• [MATERIAL TO PROCESS]

━━━━━━━━━━━━━━━━━━━━

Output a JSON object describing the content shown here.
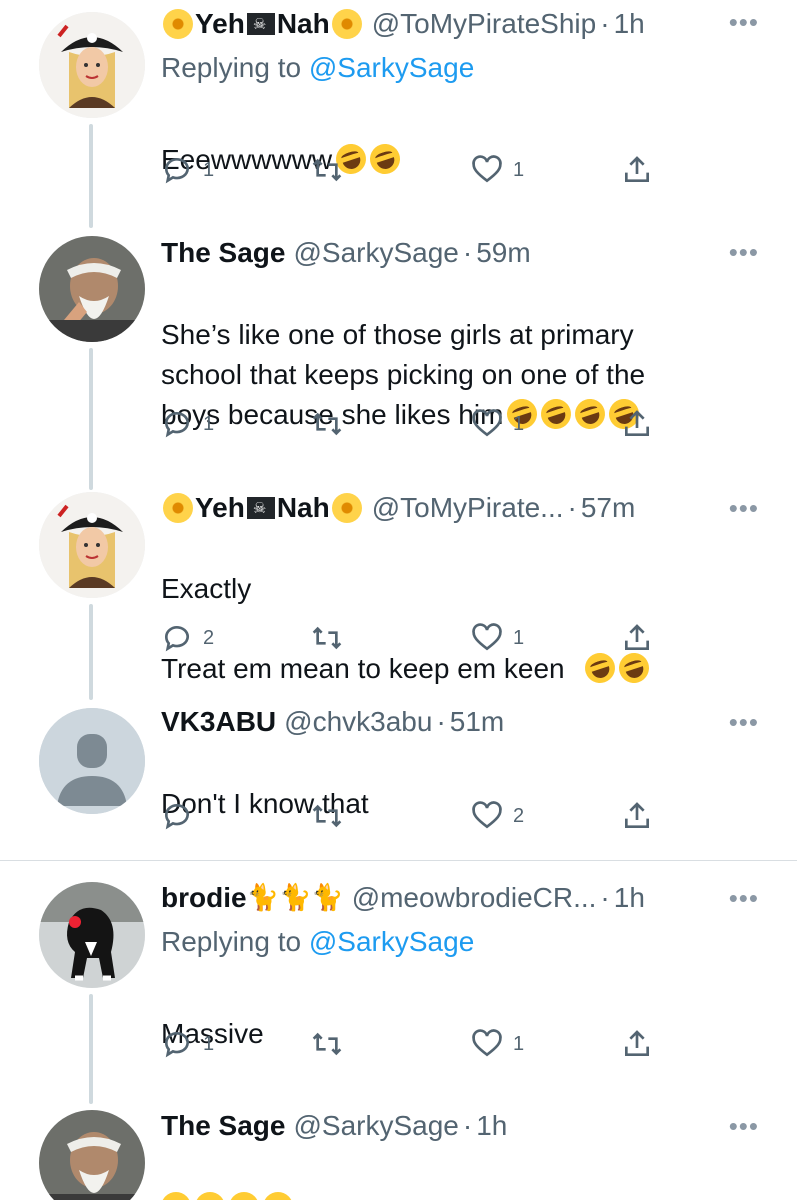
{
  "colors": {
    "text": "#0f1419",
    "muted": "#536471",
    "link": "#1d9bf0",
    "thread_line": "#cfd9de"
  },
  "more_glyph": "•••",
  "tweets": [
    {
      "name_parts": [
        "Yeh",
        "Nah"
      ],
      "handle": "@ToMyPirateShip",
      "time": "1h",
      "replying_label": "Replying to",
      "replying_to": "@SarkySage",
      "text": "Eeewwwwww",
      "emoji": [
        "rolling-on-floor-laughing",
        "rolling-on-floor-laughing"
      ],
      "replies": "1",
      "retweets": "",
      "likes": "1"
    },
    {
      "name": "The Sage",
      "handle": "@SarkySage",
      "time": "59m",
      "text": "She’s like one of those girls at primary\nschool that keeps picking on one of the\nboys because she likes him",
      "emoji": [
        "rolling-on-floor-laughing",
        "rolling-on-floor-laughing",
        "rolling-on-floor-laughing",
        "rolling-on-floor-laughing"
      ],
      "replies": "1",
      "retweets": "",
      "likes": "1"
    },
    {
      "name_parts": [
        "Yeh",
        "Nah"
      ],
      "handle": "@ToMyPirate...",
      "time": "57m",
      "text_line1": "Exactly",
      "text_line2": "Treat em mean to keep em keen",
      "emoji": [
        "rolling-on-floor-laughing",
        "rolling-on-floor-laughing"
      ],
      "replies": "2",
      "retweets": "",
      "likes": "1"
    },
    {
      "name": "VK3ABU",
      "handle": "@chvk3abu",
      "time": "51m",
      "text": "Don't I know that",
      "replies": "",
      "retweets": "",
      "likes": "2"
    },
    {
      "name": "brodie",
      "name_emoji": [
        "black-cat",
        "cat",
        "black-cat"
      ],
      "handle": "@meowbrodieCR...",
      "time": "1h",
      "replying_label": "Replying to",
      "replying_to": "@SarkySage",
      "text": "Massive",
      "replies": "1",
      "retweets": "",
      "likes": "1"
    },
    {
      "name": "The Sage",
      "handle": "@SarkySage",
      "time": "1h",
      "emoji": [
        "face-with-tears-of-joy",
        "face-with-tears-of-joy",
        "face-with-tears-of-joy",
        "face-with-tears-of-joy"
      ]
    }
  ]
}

━━━━━━━━━━━━━━━━━━━━

• [SHORT TASK] From the entries above, output every line exactly and omit any image.

• [EXERCISE RESULT]
Output a JSON object describing the content shown here.
{
  "colors": {
    "text": "#0f1419",
    "muted": "#536471",
    "link": "#1d9bf0",
    "thread_line": "#cfd9de"
  },
  "more_glyph": "•••",
  "tweets": [
    {
      "name_parts": [
        "Yeh",
        "Nah"
      ],
      "handle": "@ToMyPirateShip",
      "time": "1h",
      "replying_label": "Replying to",
      "replying_to": "@SarkySage",
      "text": "Eeewwwwww",
      "emoji": [
        "rolling-on-floor-laughing",
        "rolling-on-floor-laughing"
      ],
      "replies": "1",
      "retweets": "",
      "likes": "1"
    },
    {
      "name": "The Sage",
      "handle": "@SarkySage",
      "time": "59m",
      "text": "She’s like one of those girls at primary\nschool that keeps picking on one of the\nboys because she likes him",
      "emoji": [
        "rolling-on-floor-laughing",
        "rolling-on-floor-laughing",
        "rolling-on-floor-laughing",
        "rolling-on-floor-laughing"
      ],
      "replies": "1",
      "retweets": "",
      "likes": "1"
    },
    {
      "name_parts": [
        "Yeh",
        "Nah"
      ],
      "handle": "@ToMyPirate...",
      "time": "57m",
      "text_line1": "Exactly",
      "text_line2": "Treat em mean to keep em keen",
      "emoji": [
        "rolling-on-floor-laughing",
        "rolling-on-floor-laughing"
      ],
      "replies": "2",
      "retweets": "",
      "likes": "1"
    },
    {
      "name": "VK3ABU",
      "handle": "@chvk3abu",
      "time": "51m",
      "text": "Don't I know that",
      "replies": "",
      "retweets": "",
      "likes": "2"
    },
    {
      "name": "brodie",
      "name_emoji": [
        "black-cat",
        "cat",
        "black-cat"
      ],
      "handle": "@meowbrodieCR...",
      "time": "1h",
      "replying_label": "Replying to",
      "replying_to": "@SarkySage",
      "text": "Massive",
      "replies": "1",
      "retweets": "",
      "likes": "1"
    },
    {
      "name": "The Sage",
      "handle": "@SarkySage",
      "time": "1h",
      "emoji": [
        "face-with-tears-of-joy",
        "face-with-tears-of-joy",
        "face-with-tears-of-joy",
        "face-with-tears-of-joy"
      ]
    }
  ]
}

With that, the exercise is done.